GIVEN REQUEST: Repeat every line below exactly as it reads.

GIVEN DATA:
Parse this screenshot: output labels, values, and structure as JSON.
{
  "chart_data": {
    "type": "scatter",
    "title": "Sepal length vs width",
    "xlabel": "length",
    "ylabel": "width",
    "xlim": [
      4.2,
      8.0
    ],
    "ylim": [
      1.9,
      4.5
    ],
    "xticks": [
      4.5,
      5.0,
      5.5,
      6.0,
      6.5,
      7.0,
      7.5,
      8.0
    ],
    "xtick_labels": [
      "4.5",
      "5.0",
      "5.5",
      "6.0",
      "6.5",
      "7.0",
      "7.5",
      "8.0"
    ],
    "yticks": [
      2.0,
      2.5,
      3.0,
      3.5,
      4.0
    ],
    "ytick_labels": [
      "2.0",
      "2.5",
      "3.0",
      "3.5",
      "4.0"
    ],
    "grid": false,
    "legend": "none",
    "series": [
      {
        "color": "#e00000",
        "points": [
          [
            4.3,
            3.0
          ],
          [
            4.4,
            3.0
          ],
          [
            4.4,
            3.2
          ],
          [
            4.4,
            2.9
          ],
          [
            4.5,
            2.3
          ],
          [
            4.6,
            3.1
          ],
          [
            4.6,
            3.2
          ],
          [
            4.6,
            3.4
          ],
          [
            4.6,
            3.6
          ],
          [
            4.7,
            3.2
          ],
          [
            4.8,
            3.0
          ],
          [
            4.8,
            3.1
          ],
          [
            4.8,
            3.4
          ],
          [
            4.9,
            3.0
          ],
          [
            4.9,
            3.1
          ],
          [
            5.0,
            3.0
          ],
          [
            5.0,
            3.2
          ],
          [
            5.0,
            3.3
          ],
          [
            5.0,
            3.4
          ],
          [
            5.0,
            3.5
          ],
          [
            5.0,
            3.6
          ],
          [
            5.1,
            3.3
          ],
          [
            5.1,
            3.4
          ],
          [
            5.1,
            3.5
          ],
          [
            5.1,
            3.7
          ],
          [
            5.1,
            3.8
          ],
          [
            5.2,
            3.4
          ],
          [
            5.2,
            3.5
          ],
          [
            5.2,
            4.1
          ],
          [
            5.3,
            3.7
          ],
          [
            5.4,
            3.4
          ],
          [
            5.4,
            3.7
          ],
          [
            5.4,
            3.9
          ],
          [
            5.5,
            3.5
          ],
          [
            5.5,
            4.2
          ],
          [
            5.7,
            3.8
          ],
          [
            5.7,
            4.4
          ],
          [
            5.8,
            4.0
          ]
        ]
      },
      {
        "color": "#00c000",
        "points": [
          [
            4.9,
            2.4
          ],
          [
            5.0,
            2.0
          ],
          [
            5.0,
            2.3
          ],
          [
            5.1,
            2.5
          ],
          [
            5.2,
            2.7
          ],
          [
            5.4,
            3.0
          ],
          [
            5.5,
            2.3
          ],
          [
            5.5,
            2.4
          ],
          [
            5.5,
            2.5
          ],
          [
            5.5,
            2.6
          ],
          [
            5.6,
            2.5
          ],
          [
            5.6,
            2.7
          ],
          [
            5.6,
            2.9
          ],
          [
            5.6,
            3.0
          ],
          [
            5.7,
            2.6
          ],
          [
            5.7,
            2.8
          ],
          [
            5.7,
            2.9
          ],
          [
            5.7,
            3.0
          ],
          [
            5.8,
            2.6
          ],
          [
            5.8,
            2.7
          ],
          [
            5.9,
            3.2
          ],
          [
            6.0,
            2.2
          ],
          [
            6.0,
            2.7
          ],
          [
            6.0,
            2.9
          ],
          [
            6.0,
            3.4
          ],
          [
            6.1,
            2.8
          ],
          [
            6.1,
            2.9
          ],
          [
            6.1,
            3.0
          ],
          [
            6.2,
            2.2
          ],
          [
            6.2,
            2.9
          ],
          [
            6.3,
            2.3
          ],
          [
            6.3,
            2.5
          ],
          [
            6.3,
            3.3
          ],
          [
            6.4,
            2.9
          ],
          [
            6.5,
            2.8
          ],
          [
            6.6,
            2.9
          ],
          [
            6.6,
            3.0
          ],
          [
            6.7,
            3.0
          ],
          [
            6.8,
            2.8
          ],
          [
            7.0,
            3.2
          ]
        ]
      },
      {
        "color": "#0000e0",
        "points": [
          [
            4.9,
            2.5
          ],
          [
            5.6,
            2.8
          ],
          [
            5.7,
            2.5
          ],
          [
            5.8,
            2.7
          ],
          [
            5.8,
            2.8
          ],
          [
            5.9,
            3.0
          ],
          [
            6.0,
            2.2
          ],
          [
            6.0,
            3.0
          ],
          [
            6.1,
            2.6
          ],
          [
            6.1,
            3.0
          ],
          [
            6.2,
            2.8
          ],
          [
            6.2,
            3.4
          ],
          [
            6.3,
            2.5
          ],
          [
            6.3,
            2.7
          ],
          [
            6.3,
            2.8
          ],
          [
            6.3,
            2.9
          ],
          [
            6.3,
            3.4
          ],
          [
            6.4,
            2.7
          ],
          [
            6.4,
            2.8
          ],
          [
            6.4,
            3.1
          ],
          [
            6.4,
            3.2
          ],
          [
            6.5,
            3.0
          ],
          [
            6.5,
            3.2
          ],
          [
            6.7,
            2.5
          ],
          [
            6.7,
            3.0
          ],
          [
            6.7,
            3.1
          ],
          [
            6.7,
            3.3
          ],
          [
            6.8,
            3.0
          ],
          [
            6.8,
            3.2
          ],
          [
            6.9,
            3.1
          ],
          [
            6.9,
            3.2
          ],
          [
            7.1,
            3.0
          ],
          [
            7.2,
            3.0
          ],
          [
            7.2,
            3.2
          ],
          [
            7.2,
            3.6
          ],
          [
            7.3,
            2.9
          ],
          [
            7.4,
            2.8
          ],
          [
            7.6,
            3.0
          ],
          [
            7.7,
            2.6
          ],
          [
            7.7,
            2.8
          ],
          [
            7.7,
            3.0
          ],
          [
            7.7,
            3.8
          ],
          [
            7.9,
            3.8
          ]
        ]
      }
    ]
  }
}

EXERCISE RESULT:
Parse this screenshot: output labels, values, and structure as JSON.
{
  "chart_data": {
    "type": "scatter",
    "title": "Sepal length vs width",
    "xlabel": "length",
    "ylabel": "width",
    "xlim": [
      4.2,
      8.0
    ],
    "ylim": [
      1.9,
      4.5
    ],
    "xticks": [
      4.5,
      5.0,
      5.5,
      6.0,
      6.5,
      7.0,
      7.5,
      8.0
    ],
    "xtick_labels": [
      "4.5",
      "5.0",
      "5.5",
      "6.0",
      "6.5",
      "7.0",
      "7.5",
      "8.0"
    ],
    "yticks": [
      2.0,
      2.5,
      3.0,
      3.5,
      4.0
    ],
    "ytick_labels": [
      "2.0",
      "2.5",
      "3.0",
      "3.5",
      "4.0"
    ],
    "grid": false,
    "legend": "none",
    "series": [
      {
        "color": "#e00000",
        "points": [
          [
            4.3,
            3.0
          ],
          [
            4.4,
            3.0
          ],
          [
            4.4,
            3.2
          ],
          [
            4.4,
            2.9
          ],
          [
            4.5,
            2.3
          ],
          [
            4.6,
            3.1
          ],
          [
            4.6,
            3.2
          ],
          [
            4.6,
            3.4
          ],
          [
            4.6,
            3.6
          ],
          [
            4.7,
            3.2
          ],
          [
            4.8,
            3.0
          ],
          [
            4.8,
            3.1
          ],
          [
            4.8,
            3.4
          ],
          [
            4.9,
            3.0
          ],
          [
            4.9,
            3.1
          ],
          [
            5.0,
            3.0
          ],
          [
            5.0,
            3.2
          ],
          [
            5.0,
            3.3
          ],
          [
            5.0,
            3.4
          ],
          [
            5.0,
            3.5
          ],
          [
            5.0,
            3.6
          ],
          [
            5.1,
            3.3
          ],
          [
            5.1,
            3.4
          ],
          [
            5.1,
            3.5
          ],
          [
            5.1,
            3.7
          ],
          [
            5.1,
            3.8
          ],
          [
            5.2,
            3.4
          ],
          [
            5.2,
            3.5
          ],
          [
            5.2,
            4.1
          ],
          [
            5.3,
            3.7
          ],
          [
            5.4,
            3.4
          ],
          [
            5.4,
            3.7
          ],
          [
            5.4,
            3.9
          ],
          [
            5.5,
            3.5
          ],
          [
            5.5,
            4.2
          ],
          [
            5.7,
            3.8
          ],
          [
            5.7,
            4.4
          ],
          [
            5.8,
            4.0
          ]
        ]
      },
      {
        "color": "#00c000",
        "points": [
          [
            4.9,
            2.4
          ],
          [
            5.0,
            2.0
          ],
          [
            5.0,
            2.3
          ],
          [
            5.1,
            2.5
          ],
          [
            5.2,
            2.7
          ],
          [
            5.4,
            3.0
          ],
          [
            5.5,
            2.3
          ],
          [
            5.5,
            2.4
          ],
          [
            5.5,
            2.5
          ],
          [
            5.5,
            2.6
          ],
          [
            5.6,
            2.5
          ],
          [
            5.6,
            2.7
          ],
          [
            5.6,
            2.9
          ],
          [
            5.6,
            3.0
          ],
          [
            5.7,
            2.6
          ],
          [
            5.7,
            2.8
          ],
          [
            5.7,
            2.9
          ],
          [
            5.7,
            3.0
          ],
          [
            5.8,
            2.6
          ],
          [
            5.8,
            2.7
          ],
          [
            5.9,
            3.2
          ],
          [
            6.0,
            2.2
          ],
          [
            6.0,
            2.7
          ],
          [
            6.0,
            2.9
          ],
          [
            6.0,
            3.4
          ],
          [
            6.1,
            2.8
          ],
          [
            6.1,
            2.9
          ],
          [
            6.1,
            3.0
          ],
          [
            6.2,
            2.2
          ],
          [
            6.2,
            2.9
          ],
          [
            6.3,
            2.3
          ],
          [
            6.3,
            2.5
          ],
          [
            6.3,
            3.3
          ],
          [
            6.4,
            2.9
          ],
          [
            6.5,
            2.8
          ],
          [
            6.6,
            2.9
          ],
          [
            6.6,
            3.0
          ],
          [
            6.7,
            3.0
          ],
          [
            6.8,
            2.8
          ],
          [
            7.0,
            3.2
          ]
        ]
      },
      {
        "color": "#0000e0",
        "points": [
          [
            4.9,
            2.5
          ],
          [
            5.6,
            2.8
          ],
          [
            5.7,
            2.5
          ],
          [
            5.8,
            2.7
          ],
          [
            5.8,
            2.8
          ],
          [
            5.9,
            3.0
          ],
          [
            6.0,
            2.2
          ],
          [
            6.0,
            3.0
          ],
          [
            6.1,
            2.6
          ],
          [
            6.1,
            3.0
          ],
          [
            6.2,
            2.8
          ],
          [
            6.2,
            3.4
          ],
          [
            6.3,
            2.5
          ],
          [
            6.3,
            2.7
          ],
          [
            6.3,
            2.8
          ],
          [
            6.3,
            2.9
          ],
          [
            6.3,
            3.4
          ],
          [
            6.4,
            2.7
          ],
          [
            6.4,
            2.8
          ],
          [
            6.4,
            3.1
          ],
          [
            6.4,
            3.2
          ],
          [
            6.5,
            3.0
          ],
          [
            6.5,
            3.2
          ],
          [
            6.7,
            2.5
          ],
          [
            6.7,
            3.0
          ],
          [
            6.7,
            3.1
          ],
          [
            6.7,
            3.3
          ],
          [
            6.8,
            3.0
          ],
          [
            6.8,
            3.2
          ],
          [
            6.9,
            3.1
          ],
          [
            6.9,
            3.2
          ],
          [
            7.1,
            3.0
          ],
          [
            7.2,
            3.0
          ],
          [
            7.2,
            3.2
          ],
          [
            7.2,
            3.6
          ],
          [
            7.3,
            2.9
          ],
          [
            7.4,
            2.8
          ],
          [
            7.6,
            3.0
          ],
          [
            7.7,
            2.6
          ],
          [
            7.7,
            2.8
          ],
          [
            7.7,
            3.0
          ],
          [
            7.7,
            3.8
          ],
          [
            7.9,
            3.8
          ]
        ]
      }
    ]
  }
}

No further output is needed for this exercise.